— GOAL —
Select each line where the word "Convert" appears.

○ ○ ○

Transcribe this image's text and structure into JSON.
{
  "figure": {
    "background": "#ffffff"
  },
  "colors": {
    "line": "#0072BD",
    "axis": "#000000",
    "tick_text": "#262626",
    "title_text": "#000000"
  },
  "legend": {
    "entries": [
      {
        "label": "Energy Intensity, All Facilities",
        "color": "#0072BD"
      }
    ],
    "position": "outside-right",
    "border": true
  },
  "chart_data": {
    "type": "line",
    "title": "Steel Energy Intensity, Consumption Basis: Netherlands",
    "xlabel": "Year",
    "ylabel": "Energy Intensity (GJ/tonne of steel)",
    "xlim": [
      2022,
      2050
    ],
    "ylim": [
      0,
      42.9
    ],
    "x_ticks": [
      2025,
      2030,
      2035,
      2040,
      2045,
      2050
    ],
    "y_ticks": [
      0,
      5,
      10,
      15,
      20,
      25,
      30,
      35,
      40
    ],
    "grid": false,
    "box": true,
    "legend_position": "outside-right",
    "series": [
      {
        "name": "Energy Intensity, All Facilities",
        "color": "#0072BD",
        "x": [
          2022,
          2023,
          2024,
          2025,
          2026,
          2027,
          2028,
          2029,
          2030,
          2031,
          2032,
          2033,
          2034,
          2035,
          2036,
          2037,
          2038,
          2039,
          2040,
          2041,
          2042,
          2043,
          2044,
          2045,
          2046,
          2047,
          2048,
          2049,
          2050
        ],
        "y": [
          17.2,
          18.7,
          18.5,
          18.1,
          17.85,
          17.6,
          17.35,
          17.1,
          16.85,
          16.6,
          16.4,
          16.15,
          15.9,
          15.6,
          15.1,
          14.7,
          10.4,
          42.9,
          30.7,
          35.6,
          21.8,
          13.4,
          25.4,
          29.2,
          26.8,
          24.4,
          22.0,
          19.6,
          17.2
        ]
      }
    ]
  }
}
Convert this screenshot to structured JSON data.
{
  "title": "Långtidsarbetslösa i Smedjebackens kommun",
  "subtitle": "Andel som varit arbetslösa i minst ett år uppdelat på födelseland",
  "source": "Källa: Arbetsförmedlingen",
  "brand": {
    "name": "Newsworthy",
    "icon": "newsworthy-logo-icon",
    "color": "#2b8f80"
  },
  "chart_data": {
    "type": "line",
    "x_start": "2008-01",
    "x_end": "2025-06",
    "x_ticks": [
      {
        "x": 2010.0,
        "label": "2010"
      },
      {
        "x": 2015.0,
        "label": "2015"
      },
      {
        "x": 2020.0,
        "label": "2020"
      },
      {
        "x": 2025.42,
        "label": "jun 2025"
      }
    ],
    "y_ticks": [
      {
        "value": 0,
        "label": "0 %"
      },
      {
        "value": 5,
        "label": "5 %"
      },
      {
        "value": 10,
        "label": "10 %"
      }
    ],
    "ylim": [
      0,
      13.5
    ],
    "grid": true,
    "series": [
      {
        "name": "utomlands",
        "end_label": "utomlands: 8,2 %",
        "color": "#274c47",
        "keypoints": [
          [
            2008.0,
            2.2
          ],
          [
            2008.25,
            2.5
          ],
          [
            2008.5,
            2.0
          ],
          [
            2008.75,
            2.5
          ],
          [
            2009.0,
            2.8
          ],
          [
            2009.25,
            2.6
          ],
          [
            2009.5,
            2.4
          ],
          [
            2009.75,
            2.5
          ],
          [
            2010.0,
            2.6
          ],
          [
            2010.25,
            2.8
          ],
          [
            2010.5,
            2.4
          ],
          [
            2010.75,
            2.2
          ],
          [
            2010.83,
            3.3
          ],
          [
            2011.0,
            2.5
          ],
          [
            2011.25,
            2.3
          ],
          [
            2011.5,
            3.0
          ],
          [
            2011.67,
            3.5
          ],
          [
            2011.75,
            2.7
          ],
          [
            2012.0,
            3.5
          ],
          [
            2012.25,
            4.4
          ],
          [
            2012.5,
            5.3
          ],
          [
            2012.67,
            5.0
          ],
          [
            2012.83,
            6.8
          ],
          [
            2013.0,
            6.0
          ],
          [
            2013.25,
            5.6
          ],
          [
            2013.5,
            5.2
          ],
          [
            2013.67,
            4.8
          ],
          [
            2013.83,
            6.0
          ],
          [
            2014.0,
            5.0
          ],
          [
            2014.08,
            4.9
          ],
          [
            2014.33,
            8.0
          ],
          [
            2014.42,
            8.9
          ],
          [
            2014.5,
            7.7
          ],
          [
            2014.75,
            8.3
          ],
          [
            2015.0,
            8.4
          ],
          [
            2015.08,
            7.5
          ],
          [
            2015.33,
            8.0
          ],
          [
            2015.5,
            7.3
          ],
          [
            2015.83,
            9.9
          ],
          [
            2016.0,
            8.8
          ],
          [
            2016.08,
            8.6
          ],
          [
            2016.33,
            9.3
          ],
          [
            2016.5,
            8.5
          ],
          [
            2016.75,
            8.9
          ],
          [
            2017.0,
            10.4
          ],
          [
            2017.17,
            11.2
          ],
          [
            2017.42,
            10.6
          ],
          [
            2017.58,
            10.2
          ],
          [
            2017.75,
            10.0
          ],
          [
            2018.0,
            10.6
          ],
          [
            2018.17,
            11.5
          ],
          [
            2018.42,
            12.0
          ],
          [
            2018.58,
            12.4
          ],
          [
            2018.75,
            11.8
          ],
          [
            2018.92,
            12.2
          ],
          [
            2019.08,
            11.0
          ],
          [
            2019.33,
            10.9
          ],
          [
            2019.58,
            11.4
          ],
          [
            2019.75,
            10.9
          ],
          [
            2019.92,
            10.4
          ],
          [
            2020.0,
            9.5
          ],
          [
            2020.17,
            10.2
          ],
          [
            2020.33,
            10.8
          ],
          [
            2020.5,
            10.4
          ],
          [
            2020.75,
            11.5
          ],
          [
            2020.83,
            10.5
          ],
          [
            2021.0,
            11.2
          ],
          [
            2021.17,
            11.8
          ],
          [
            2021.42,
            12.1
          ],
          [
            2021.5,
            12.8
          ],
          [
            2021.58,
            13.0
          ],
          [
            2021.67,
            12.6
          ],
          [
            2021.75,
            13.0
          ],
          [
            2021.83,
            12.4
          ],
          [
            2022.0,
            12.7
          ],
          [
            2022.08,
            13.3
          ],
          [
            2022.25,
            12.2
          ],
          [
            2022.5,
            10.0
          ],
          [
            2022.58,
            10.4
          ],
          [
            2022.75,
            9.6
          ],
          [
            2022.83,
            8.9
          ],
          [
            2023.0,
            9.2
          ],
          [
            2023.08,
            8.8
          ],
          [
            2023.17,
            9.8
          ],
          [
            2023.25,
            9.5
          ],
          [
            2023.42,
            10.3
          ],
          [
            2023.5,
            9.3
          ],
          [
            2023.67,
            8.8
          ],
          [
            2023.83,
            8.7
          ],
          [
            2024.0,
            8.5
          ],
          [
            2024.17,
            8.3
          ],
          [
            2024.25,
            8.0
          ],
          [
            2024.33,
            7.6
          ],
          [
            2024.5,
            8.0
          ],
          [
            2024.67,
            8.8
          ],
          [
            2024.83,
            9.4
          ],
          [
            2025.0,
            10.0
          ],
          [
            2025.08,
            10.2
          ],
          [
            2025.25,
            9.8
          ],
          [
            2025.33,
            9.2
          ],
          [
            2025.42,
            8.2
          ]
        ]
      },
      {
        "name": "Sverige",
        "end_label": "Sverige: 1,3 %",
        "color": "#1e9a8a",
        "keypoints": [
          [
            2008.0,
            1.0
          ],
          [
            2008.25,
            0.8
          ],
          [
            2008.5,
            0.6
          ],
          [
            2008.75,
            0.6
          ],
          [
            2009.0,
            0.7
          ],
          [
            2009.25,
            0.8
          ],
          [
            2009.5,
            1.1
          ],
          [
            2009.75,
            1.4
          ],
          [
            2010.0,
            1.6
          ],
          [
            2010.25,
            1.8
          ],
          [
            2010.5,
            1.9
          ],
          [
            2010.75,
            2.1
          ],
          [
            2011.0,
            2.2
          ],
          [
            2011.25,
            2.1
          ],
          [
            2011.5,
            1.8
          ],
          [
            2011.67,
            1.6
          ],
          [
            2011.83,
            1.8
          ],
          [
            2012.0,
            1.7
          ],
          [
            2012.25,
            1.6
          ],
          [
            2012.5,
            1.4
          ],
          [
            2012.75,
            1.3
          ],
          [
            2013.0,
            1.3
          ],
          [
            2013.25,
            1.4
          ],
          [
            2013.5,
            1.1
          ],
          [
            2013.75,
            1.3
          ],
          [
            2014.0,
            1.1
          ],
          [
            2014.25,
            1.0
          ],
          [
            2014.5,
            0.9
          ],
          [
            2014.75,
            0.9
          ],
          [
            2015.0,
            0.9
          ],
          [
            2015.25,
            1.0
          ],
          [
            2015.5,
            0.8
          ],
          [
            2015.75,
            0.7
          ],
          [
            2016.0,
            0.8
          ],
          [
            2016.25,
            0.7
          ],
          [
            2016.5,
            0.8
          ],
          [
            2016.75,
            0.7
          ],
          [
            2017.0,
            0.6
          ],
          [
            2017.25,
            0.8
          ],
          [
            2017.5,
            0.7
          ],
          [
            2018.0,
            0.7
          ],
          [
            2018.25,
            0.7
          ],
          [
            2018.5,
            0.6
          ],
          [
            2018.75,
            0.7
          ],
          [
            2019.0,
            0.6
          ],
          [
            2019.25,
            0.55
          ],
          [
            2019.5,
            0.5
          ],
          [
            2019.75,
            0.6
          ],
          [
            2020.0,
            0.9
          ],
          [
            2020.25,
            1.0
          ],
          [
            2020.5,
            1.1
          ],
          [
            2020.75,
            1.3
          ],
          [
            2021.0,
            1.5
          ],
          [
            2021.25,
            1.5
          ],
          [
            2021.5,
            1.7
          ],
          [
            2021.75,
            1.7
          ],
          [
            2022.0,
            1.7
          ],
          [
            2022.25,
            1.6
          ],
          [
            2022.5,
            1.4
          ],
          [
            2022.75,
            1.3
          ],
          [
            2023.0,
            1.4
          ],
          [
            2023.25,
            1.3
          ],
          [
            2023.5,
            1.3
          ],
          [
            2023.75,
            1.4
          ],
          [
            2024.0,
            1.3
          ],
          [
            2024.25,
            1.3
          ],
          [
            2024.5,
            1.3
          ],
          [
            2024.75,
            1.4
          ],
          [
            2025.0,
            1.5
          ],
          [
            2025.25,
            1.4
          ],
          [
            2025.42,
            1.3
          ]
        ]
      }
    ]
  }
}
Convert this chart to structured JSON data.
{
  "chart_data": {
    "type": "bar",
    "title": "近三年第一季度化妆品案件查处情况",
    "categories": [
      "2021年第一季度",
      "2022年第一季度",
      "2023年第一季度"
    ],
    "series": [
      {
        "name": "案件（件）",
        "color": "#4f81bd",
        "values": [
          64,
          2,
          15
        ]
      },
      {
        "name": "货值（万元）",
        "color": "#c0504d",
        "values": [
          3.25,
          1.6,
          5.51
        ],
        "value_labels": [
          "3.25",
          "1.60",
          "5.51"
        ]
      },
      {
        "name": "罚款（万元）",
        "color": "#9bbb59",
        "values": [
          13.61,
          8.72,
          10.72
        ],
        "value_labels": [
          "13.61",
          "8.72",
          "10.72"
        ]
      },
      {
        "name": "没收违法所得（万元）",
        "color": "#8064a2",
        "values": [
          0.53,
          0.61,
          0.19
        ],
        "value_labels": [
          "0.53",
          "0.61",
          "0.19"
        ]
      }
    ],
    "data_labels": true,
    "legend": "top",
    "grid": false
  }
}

○ ○ ○

— WRITTEN ANSWER —
Convert this screenshot to structured JSON data.
Convert this chart to structured JSON data.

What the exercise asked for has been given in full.